• _TASK DATA_:

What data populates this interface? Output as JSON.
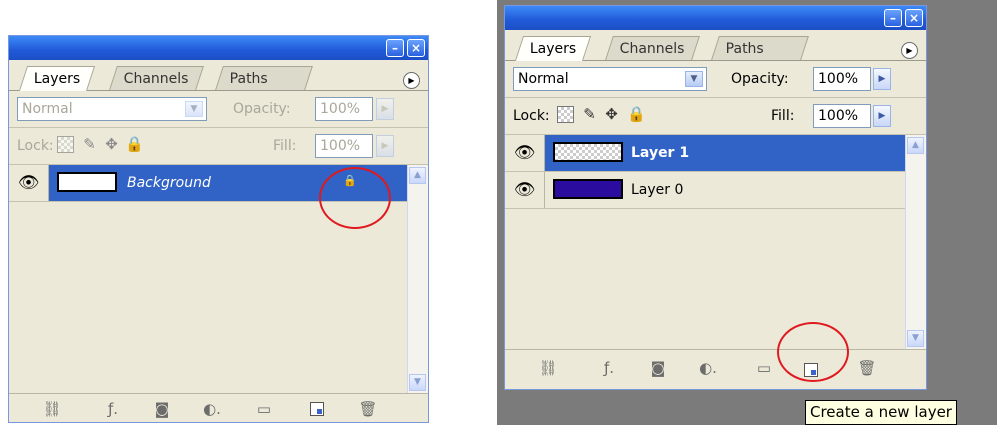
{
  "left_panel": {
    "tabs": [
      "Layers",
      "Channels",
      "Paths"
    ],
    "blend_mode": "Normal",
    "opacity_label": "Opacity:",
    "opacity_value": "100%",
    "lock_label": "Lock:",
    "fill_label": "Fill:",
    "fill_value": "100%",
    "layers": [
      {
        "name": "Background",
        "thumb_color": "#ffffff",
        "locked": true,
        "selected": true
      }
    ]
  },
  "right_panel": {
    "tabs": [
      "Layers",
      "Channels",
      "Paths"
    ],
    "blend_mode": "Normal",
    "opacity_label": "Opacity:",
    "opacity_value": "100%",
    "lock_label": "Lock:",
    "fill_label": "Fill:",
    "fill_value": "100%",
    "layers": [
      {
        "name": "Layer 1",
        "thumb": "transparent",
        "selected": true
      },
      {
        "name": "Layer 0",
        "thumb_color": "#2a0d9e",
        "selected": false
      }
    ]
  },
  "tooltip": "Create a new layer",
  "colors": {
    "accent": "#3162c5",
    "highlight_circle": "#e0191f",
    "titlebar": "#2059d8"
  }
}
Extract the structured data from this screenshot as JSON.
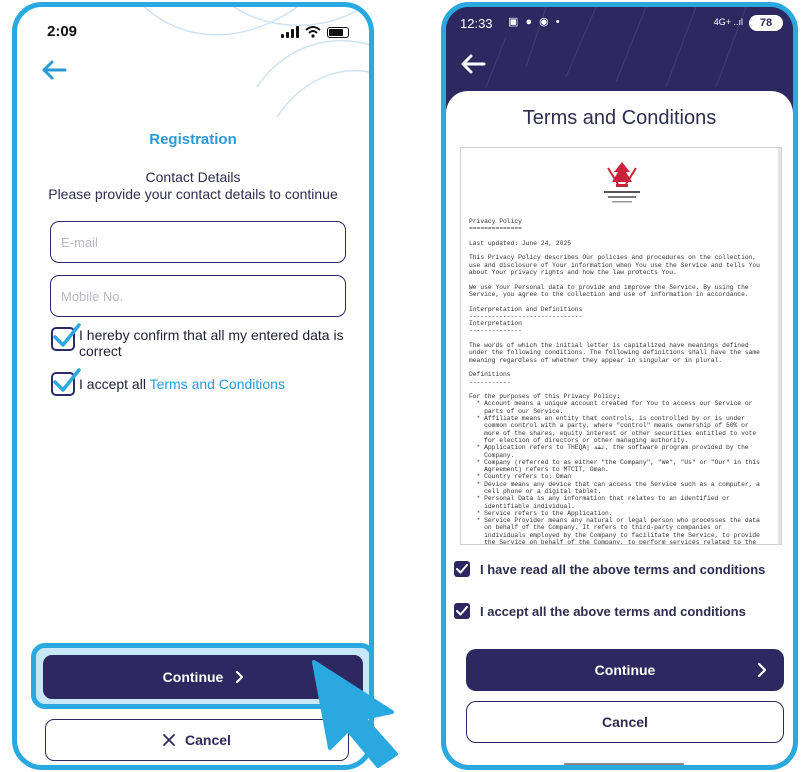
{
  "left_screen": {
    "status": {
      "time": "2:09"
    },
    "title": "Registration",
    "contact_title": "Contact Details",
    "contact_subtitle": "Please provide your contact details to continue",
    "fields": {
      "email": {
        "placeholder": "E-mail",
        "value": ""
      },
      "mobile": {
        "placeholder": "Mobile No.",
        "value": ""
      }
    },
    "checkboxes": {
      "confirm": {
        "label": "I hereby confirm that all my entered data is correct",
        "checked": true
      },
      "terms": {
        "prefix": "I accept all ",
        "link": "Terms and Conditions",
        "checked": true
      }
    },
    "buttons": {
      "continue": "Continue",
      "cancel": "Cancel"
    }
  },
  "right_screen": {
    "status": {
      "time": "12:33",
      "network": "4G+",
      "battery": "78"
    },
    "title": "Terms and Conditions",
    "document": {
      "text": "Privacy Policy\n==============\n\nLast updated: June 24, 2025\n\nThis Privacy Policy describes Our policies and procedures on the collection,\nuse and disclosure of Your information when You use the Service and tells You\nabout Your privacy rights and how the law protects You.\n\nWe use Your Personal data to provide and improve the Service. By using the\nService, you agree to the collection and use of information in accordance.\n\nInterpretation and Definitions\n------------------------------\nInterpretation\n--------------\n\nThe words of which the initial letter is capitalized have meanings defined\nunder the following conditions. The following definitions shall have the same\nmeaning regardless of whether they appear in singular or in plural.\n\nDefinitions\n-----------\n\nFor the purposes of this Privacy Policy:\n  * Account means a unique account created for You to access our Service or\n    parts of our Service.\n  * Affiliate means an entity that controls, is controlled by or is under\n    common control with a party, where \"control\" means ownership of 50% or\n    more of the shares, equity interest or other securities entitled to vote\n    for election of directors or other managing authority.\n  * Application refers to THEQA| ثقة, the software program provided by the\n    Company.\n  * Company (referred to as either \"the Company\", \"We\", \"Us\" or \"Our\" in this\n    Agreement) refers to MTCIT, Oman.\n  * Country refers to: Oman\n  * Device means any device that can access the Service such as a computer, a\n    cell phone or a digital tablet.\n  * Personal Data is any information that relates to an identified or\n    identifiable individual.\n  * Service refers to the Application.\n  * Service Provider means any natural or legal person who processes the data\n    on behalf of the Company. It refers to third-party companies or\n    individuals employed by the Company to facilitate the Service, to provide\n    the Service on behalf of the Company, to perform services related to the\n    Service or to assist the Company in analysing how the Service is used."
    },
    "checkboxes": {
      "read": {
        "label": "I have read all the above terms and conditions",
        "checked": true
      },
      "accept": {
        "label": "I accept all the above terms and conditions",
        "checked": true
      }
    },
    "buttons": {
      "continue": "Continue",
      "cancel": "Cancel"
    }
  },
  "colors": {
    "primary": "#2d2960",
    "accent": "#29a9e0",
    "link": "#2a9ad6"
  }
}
* * *
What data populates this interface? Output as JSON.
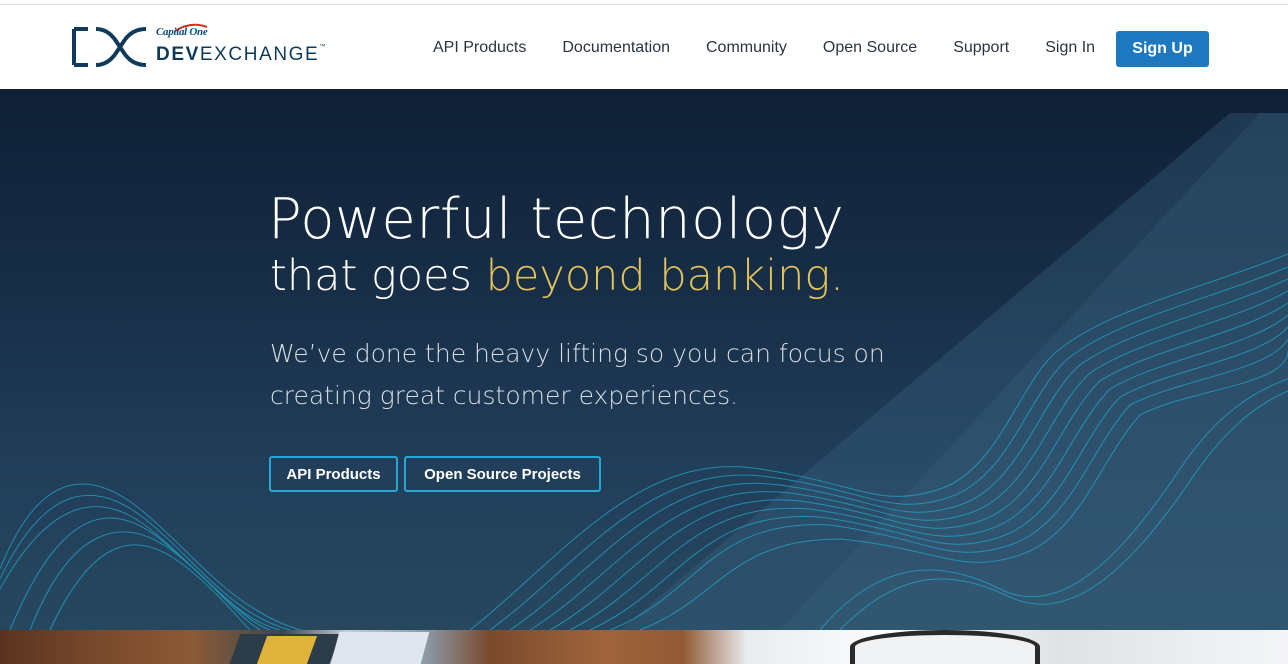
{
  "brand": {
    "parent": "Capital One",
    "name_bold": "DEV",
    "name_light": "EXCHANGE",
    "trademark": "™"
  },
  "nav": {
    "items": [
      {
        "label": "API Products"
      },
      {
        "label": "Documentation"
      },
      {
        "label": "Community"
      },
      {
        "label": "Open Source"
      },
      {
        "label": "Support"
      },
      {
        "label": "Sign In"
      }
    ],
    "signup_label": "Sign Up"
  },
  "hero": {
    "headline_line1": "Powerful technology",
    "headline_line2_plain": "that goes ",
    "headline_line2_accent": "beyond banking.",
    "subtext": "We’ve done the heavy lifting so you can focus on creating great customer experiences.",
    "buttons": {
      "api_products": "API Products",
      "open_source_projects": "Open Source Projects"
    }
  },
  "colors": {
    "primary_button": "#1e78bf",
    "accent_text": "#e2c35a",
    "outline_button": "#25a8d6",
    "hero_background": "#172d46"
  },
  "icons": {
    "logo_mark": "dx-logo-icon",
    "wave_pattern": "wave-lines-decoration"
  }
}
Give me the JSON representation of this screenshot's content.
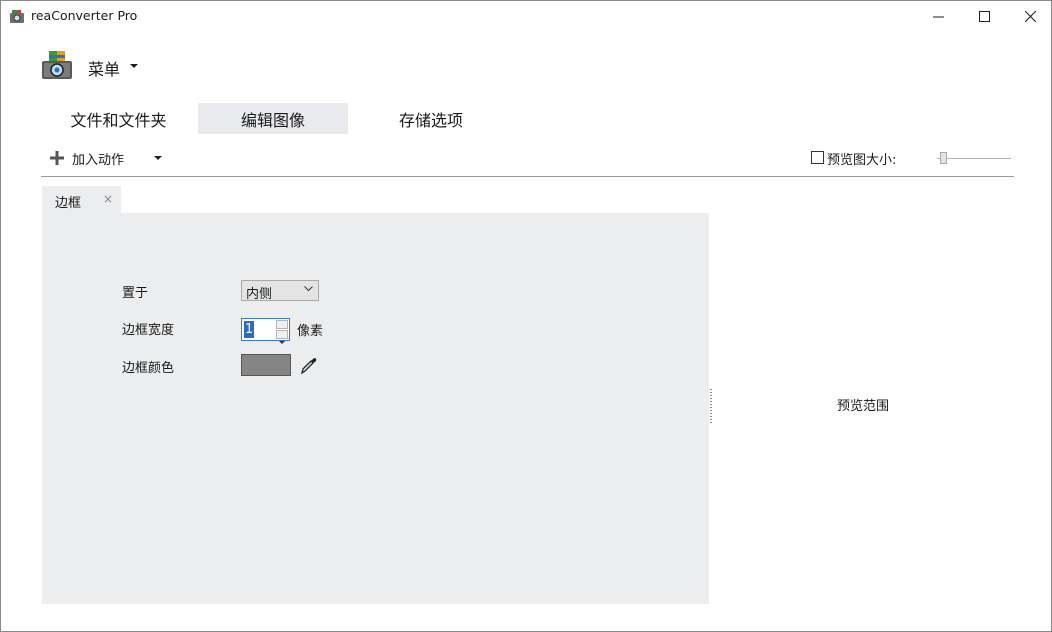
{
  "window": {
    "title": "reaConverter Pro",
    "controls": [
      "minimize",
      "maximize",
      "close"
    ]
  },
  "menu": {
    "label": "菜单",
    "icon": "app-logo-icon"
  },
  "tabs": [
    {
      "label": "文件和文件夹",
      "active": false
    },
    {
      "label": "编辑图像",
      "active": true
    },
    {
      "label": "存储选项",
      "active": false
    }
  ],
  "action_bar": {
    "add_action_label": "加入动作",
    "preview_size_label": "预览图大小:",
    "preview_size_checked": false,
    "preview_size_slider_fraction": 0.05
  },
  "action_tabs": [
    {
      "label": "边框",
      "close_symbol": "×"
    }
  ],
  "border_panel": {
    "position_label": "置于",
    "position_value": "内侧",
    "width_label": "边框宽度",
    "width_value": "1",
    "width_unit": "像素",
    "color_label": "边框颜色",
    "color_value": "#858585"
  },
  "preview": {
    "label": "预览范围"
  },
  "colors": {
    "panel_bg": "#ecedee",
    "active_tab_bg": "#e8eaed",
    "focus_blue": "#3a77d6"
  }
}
==
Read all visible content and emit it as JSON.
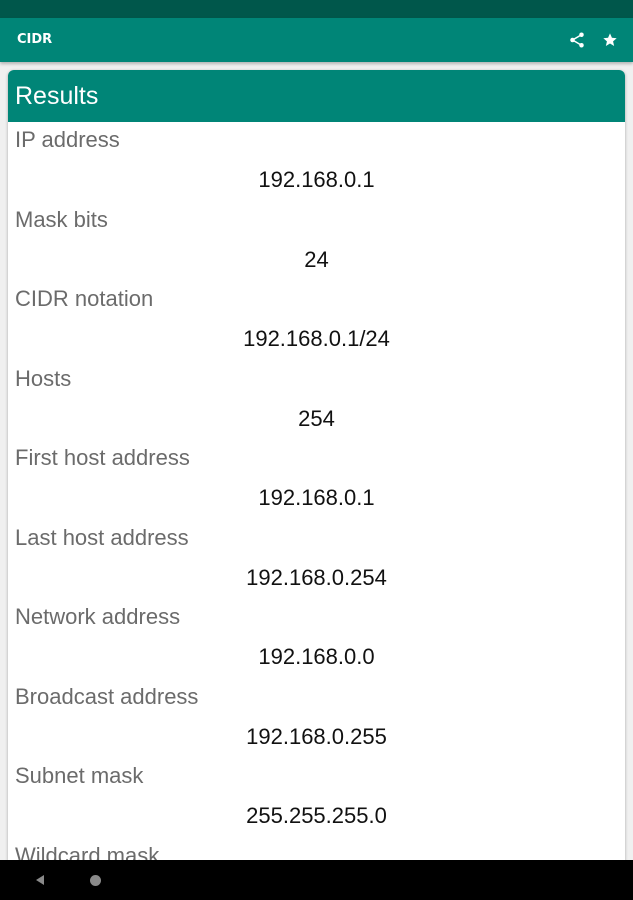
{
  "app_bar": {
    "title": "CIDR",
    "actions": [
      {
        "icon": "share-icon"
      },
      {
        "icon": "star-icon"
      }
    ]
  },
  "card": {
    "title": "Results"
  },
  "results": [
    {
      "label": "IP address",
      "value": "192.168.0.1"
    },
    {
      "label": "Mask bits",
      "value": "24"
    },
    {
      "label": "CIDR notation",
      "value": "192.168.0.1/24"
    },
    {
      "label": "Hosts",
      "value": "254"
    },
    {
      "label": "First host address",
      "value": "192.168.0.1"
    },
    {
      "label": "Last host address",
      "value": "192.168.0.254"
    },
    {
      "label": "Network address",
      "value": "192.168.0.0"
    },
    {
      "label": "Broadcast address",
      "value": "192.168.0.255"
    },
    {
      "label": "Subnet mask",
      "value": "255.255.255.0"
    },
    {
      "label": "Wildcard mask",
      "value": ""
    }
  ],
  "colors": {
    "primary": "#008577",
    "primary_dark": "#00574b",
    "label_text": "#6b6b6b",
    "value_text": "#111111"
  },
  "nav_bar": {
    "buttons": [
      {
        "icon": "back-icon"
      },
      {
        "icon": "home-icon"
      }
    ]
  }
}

• _STATED EXERCISE_: Scan the lines for the string "accept". Pick out every line that has it.

• _RESPONSE FOR THIS EXERCISE_:
        "prefix": "I accept all ",
      "accept": {
        "label": "I accept all the above terms and conditions",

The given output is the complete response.